## DATA PROVIDED

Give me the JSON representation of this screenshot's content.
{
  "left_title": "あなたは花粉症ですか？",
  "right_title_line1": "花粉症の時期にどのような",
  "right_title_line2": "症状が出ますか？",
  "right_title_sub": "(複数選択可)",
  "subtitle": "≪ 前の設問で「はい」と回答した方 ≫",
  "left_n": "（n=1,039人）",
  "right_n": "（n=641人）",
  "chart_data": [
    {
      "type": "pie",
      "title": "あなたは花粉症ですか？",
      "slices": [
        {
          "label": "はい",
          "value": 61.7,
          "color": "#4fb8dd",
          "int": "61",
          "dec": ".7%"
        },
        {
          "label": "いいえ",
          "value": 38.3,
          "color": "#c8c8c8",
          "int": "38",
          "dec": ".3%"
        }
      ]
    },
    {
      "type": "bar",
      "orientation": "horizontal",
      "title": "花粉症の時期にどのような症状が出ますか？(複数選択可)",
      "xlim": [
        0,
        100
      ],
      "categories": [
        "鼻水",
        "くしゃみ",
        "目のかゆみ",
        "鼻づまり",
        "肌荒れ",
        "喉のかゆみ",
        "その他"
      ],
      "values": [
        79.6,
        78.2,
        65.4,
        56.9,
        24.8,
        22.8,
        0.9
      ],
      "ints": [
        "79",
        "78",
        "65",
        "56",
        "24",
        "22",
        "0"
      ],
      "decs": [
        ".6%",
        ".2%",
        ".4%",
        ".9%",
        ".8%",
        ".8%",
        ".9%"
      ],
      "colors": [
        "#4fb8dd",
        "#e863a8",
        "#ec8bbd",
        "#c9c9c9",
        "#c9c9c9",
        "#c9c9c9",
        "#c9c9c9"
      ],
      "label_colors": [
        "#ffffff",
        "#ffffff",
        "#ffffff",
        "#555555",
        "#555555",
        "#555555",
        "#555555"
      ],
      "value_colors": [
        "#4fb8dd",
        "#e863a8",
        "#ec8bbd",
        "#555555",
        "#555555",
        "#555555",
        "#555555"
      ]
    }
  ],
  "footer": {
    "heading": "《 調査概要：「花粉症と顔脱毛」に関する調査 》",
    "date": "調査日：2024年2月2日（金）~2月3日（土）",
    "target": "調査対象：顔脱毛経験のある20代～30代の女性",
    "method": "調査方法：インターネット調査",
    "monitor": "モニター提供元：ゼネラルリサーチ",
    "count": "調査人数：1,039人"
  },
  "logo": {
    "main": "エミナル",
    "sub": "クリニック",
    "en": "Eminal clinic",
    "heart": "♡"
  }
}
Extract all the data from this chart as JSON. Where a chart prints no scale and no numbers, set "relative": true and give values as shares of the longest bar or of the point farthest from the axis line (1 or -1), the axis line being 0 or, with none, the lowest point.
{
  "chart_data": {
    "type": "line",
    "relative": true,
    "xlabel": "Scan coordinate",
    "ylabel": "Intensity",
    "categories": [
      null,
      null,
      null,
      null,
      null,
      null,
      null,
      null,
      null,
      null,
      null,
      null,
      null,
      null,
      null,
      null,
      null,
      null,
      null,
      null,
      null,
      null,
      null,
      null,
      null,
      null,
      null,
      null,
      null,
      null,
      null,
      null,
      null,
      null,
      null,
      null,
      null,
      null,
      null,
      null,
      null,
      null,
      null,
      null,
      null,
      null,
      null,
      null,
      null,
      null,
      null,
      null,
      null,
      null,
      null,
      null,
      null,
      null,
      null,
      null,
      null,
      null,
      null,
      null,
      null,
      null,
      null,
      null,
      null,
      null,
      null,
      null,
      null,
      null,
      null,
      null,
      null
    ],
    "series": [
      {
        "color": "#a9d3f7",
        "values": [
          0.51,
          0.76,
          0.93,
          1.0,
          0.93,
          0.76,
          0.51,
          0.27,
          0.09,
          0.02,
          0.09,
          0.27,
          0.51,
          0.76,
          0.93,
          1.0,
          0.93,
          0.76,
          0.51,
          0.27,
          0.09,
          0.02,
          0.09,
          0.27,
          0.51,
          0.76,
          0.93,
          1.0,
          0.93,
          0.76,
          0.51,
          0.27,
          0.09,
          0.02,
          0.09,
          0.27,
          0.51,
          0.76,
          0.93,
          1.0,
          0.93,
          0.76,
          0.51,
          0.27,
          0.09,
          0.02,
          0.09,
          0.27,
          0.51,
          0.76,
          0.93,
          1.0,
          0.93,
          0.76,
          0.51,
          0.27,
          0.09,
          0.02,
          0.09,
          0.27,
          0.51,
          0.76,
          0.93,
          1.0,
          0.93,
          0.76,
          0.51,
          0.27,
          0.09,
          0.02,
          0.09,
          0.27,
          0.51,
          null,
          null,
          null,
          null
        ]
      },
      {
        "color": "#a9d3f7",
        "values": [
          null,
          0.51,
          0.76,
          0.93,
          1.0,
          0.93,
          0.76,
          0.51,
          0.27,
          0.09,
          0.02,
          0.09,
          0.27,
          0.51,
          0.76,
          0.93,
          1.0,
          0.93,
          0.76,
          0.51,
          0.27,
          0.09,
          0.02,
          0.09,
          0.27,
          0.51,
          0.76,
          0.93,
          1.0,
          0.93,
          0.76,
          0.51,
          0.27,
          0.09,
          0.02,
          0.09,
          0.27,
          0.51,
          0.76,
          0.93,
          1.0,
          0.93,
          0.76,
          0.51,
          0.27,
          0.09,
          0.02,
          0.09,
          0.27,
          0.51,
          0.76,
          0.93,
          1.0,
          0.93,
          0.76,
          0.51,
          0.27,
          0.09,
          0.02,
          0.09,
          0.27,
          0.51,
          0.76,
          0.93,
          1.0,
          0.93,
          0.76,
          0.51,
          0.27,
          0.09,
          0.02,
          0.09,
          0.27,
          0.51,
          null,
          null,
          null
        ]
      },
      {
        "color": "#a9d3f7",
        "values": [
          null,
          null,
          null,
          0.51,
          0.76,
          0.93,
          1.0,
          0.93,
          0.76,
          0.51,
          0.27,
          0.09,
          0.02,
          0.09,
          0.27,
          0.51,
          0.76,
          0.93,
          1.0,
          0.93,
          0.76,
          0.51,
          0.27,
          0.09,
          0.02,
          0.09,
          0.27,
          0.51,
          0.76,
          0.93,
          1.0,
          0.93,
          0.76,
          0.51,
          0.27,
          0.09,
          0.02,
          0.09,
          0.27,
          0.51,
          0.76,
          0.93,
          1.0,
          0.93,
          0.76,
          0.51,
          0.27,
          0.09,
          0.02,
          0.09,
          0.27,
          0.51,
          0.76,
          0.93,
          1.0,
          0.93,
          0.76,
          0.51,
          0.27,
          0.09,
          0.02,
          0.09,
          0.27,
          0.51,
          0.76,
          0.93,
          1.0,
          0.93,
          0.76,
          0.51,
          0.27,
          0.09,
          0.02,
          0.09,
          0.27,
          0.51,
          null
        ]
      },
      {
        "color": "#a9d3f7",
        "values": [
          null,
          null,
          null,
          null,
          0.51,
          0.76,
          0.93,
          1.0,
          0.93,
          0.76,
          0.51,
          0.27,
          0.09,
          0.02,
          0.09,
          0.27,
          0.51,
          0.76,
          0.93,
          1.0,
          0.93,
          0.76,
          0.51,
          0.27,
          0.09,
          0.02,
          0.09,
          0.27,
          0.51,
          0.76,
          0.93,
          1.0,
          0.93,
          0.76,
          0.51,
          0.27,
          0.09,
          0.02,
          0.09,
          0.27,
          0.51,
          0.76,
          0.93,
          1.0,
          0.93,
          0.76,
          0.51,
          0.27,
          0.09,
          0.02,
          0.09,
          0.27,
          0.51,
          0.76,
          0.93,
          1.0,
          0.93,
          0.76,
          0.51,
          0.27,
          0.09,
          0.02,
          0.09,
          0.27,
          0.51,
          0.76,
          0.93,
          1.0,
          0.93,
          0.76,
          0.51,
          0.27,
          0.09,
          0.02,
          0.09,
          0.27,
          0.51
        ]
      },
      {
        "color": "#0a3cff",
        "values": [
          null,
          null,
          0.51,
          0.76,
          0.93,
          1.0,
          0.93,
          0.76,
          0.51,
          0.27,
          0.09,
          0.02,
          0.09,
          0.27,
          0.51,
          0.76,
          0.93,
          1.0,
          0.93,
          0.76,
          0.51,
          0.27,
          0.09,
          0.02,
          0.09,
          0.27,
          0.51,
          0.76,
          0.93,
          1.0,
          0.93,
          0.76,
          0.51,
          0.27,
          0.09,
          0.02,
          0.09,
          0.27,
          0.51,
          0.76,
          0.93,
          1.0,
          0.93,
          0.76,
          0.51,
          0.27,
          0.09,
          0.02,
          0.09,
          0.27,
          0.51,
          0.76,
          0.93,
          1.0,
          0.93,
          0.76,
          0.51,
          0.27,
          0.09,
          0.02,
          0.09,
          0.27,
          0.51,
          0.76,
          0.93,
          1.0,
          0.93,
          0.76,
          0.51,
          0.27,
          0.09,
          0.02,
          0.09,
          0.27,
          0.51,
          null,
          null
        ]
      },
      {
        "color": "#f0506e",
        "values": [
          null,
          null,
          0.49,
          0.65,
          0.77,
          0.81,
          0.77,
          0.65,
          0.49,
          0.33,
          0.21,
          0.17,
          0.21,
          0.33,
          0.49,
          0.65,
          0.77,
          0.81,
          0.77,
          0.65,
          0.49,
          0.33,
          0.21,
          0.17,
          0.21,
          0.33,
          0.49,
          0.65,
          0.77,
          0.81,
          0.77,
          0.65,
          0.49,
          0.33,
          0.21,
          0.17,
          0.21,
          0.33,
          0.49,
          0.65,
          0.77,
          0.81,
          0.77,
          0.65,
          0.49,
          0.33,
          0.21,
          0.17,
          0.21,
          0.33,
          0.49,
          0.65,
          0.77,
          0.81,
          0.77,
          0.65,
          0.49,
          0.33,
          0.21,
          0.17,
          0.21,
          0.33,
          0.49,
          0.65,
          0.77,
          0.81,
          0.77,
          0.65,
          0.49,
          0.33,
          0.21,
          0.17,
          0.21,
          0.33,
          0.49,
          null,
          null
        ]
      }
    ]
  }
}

## WHAT YOU HAVE TO DO
For each line in the data above that contains the string "relative", extract the line.

## RESPONSE BELOW
Extract all the data from this chart as JSON. Where a chart prints no scale and no numbers, set "relative": true and give values as shares of the longest bar or of the point farthest from the axis line (1 or -1), the axis line being 0 or, with none, the lowest point.
    "relative": true,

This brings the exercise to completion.